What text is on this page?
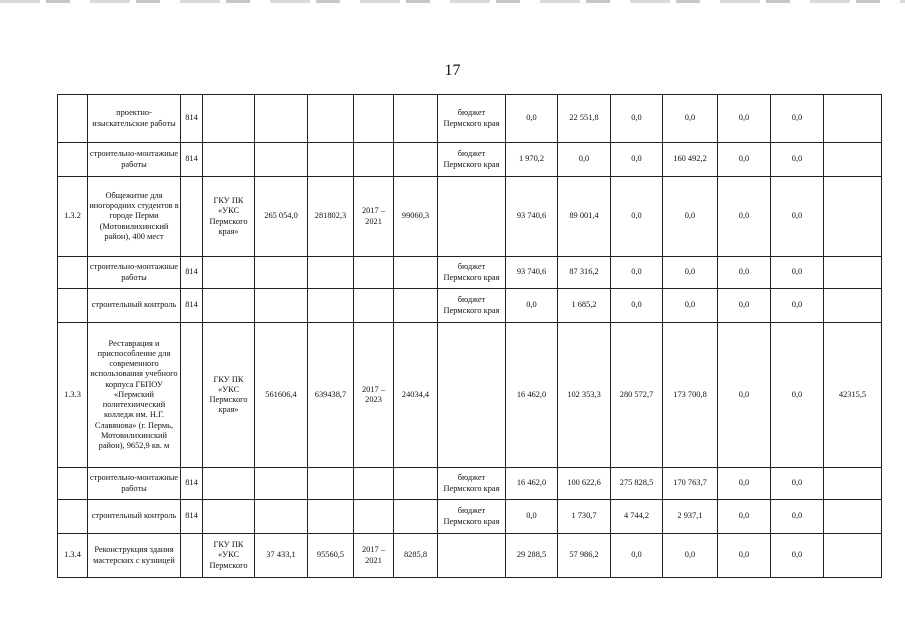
17
	проектно-изыскательские работы	814						бюджет Пермского края	0,0	22 551,8	0,0	0,0	0,0	0,0	
	строительно-монтажные работы	814						бюджет Пермского края	1 970,2	0,0	0,0	160 492,2	0,0	0,0	
1.3.2	Общежитие для иногородних студентов в городе Перми (Мотовилихинский район), 400 мест		ГКУ ПК «УКС Пермского края»	265 054,0	281802,3	2017 – 2021	99060,3		93 740,6	89 001,4	0,0	0,0	0,0	0,0	
	строительно-монтажные работы	814						бюджет Пермского края	93 740,6	87 316,2	0,0	0,0	0,0	0,0	
	строительный контроль	814						бюджет Пермского края	0,0	1 685,2	0,0	0,0	0,0	0,0	
1.3.3	Реставрация и приспособление для современного использования учебного корпуса ГБПОУ «Пермский политехнический колледж им. Н.Г. Славянова» (г. Пермь, Мотовилихинский район), 9652,9 кв. м		ГКУ ПК «УКС Пермского края»	561606,4	639438,7	2017 – 2023	24034,4		16 462,0	102 353,3	280 572,7	173 700,8	0,0	0,0	42315,5
	строительно-монтажные работы	814						бюджет Пермского края	16 462,0	100 622,6	275 828,5	170 763,7	0,0	0,0	
	строительный контроль	814						бюджет Пермского края	0,0	1 730,7	4 744,2	2 937,1	0,0	0,0	
1.3.4	Реконструкция здания мастерских с кузницей		ГКУ ПК «УКС Пермского	37 433,1	95560,5	2017 – 2021	8285,8		29 288,5	57 986,2	0,0	0,0	0,0	0,0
===
▸ Work to do
Repeat each line of the records above exactly, but do not copy the pictures.

▸ Answer below
What text is on this page?
17
	проектно-изыскательские работы	814						бюджет Пермского края	0,0	22 551,8	0,0	0,0	0,0	0,0	
	строительно-монтажные работы	814						бюджет Пермского края	1 970,2	0,0	0,0	160 492,2	0,0	0,0	
1.3.2	Общежитие для иногородних студентов в городе Перми (Мотовилихинский район), 400 мест		ГКУ ПК «УКС Пермского края»	265 054,0	281802,3	2017 – 2021	99060,3		93 740,6	89 001,4	0,0	0,0	0,0	0,0	
	строительно-монтажные работы	814						бюджет Пермского края	93 740,6	87 316,2	0,0	0,0	0,0	0,0	
	строительный контроль	814						бюджет Пермского края	0,0	1 685,2	0,0	0,0	0,0	0,0	
1.3.3	Реставрация и приспособление для современного использования учебного корпуса ГБПОУ «Пермский политехнический колледж им. Н.Г. Славянова» (г. Пермь, Мотовилихинский район), 9652,9 кв. м		ГКУ ПК «УКС Пермского края»	561606,4	639438,7	2017 – 2023	24034,4		16 462,0	102 353,3	280 572,7	173 700,8	0,0	0,0	42315,5
	строительно-монтажные работы	814						бюджет Пермского края	16 462,0	100 622,6	275 828,5	170 763,7	0,0	0,0	
	строительный контроль	814						бюджет Пермского края	0,0	1 730,7	4 744,2	2 937,1	0,0	0,0	
1.3.4	Реконструкция здания мастерских с кузницей		ГКУ ПК «УКС Пермского	37 433,1	95560,5	2017 – 2021	8285,8		29 288,5	57 986,2	0,0	0,0	0,0	0,0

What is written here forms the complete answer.